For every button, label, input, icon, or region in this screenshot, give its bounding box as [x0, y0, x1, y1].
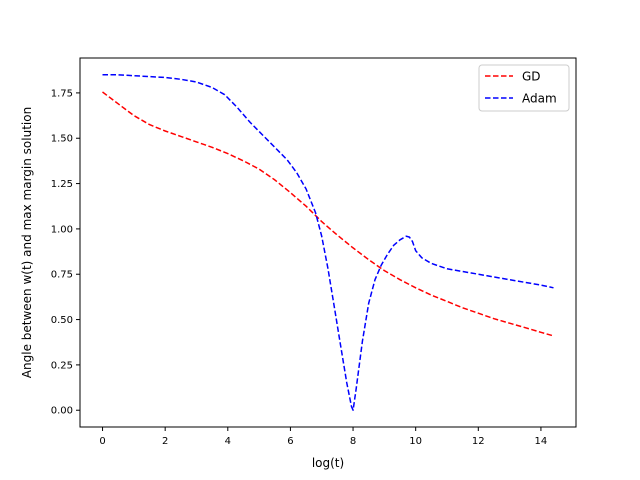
axes-frame	[79, 57, 577, 428]
y-axis-ticks: 0.00 0.25 0.50 0.75 1.00 1.25 1.50 1.75	[51, 88, 80, 417]
x-tick-label: 2	[162, 436, 168, 447]
x-tick-label: 4	[225, 436, 231, 447]
series-line-gd	[102, 91, 554, 337]
x-tick-label: 8	[350, 436, 356, 447]
x-axis-label: log(t)	[312, 456, 344, 470]
x-tick-label: 14	[535, 436, 548, 447]
legend-gd-label: GD	[522, 70, 541, 84]
x-tick-label: 0	[99, 436, 105, 447]
legend: GD Adam	[478, 64, 570, 112]
x-tick-label: 6	[287, 436, 293, 447]
y-tick-label: 0.25	[51, 360, 73, 371]
series-line-adam	[102, 74, 554, 411]
x-tick-label: 12	[472, 436, 485, 447]
y-tick-label: 1.50	[51, 134, 73, 145]
y-axis-label: Angle between w(t) and max margin soluti…	[20, 107, 34, 378]
y-tick-label: 1.00	[51, 224, 73, 235]
y-tick-label: 0.00	[51, 406, 73, 417]
legend-adam-label: Adam	[522, 92, 557, 106]
y-tick-label: 0.75	[51, 270, 73, 281]
y-tick-label: 0.50	[51, 315, 73, 326]
plot-lines	[102, 74, 554, 411]
y-tick-label: 1.75	[51, 88, 73, 99]
y-tick-label: 1.25	[51, 179, 73, 190]
x-axis-ticks: 0 2 4 6 8 10 12 14	[99, 427, 547, 447]
x-tick-label: 10	[409, 436, 422, 447]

========================================================================

• **Stated problem**:
Reproduce the material above line for line, with identical wording, and leave out the picture.

• **Solution for this exercise**:
For every button, label, input, icon, or region in this screenshot, give its bounding box as [x0, y0, x1, y1].
axes-frame	[79, 57, 577, 428]
y-axis-ticks: 0.00 0.25 0.50 0.75 1.00 1.25 1.50 1.75	[51, 88, 80, 417]
x-tick-label: 2	[162, 436, 168, 447]
x-tick-label: 4	[225, 436, 231, 447]
series-line-gd	[102, 91, 554, 337]
x-tick-label: 8	[350, 436, 356, 447]
x-axis-label: log(t)	[312, 456, 344, 470]
x-tick-label: 14	[535, 436, 548, 447]
legend-gd-label: GD	[522, 70, 541, 84]
x-tick-label: 0	[99, 436, 105, 447]
legend: GD Adam	[478, 64, 570, 112]
x-tick-label: 6	[287, 436, 293, 447]
y-tick-label: 0.25	[51, 360, 73, 371]
series-line-adam	[102, 74, 554, 411]
x-tick-label: 12	[472, 436, 485, 447]
y-tick-label: 1.50	[51, 134, 73, 145]
y-axis-label: Angle between w(t) and max margin soluti…	[20, 107, 34, 378]
y-tick-label: 1.00	[51, 224, 73, 235]
y-tick-label: 0.00	[51, 406, 73, 417]
legend-adam-label: Adam	[522, 92, 557, 106]
y-tick-label: 0.75	[51, 270, 73, 281]
y-tick-label: 0.50	[51, 315, 73, 326]
plot-lines	[102, 74, 554, 411]
y-tick-label: 1.75	[51, 88, 73, 99]
y-tick-label: 1.25	[51, 179, 73, 190]
x-axis-ticks: 0 2 4 6 8 10 12 14	[99, 427, 547, 447]
x-tick-label: 10	[409, 436, 422, 447]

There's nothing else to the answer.